Short task:
Work out how many lines of the listing hold the string "information". Answer with that number alone.

Available records:
** start **

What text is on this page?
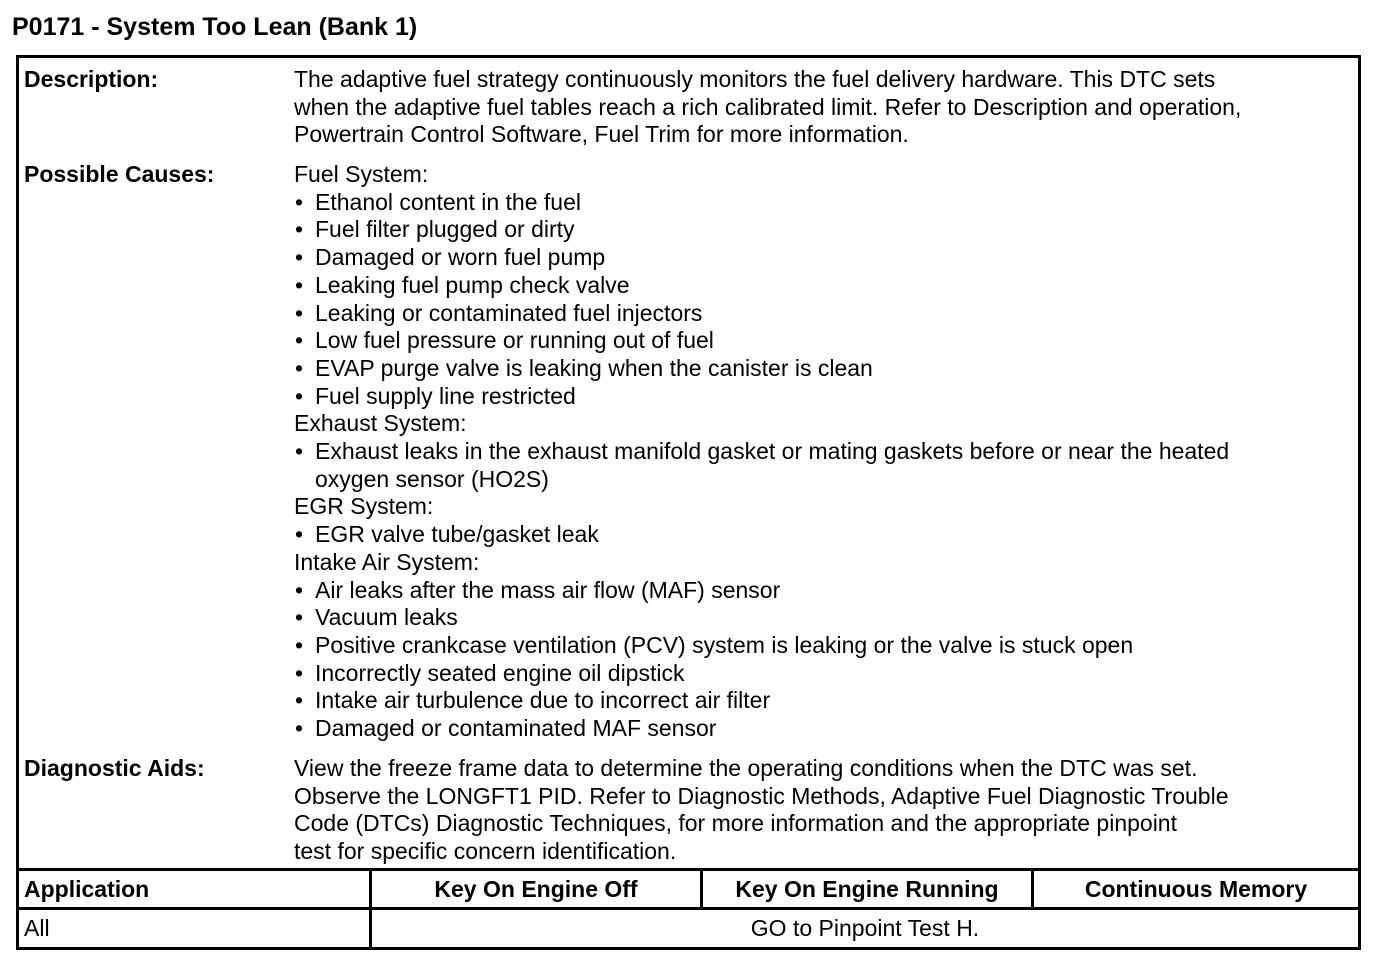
P0171 - System Too Lean (Bank 1)
Description:	The adaptive fuel strategy continuously monitors the fuel delivery hardware. This DTC sets

when the adaptive fuel tables reach a rich calibrated limit. Refer to Description and operation,

Powertrain Control Software, Fuel Trim for more information.

Possible Causes:	Fuel System:
• Ethanol content in the fuel
• Fuel filter plugged or dirty
• Damaged or worn fuel pump
• Leaking fuel pump check valve
• Leaking or contaminated fuel injectors
• Low fuel pressure or running out of fuel
• EVAP purge valve is leaking when the canister is clean
• Fuel supply line restricted
Exhaust System:
• Exhaust leaks in the exhaust manifold gasket or mating gaskets before or near the heated
oxygen sensor (HO2S)
EGR System:
• EGR valve tube/gasket leak
Intake Air System:
• Air leaks after the mass air flow (MAF) sensor
• Vacuum leaks
• Positive crankcase ventilation (PCV) system is leaking or the valve is stuck open
• Incorrectly seated engine oil dipstick
• Intake air turbulence due to incorrect air filter
• Damaged or contaminated MAF sensor
Diagnostic Aids:	View the freeze frame data to determine the operating conditions when the DTC was set.

Observe the LONGFT1 PID. Refer to Diagnostic Methods, Adaptive Fuel Diagnostic Trouble

Code (DTCs) Diagnostic Techniques, for more information and the appropriate pinpoint

test for specific concern identification.

Application	Key On Engine Off	Key On Engine Running	Continuous Memory
All	GO to Pinpoint Test H.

** end **

Solution to this exercise:
2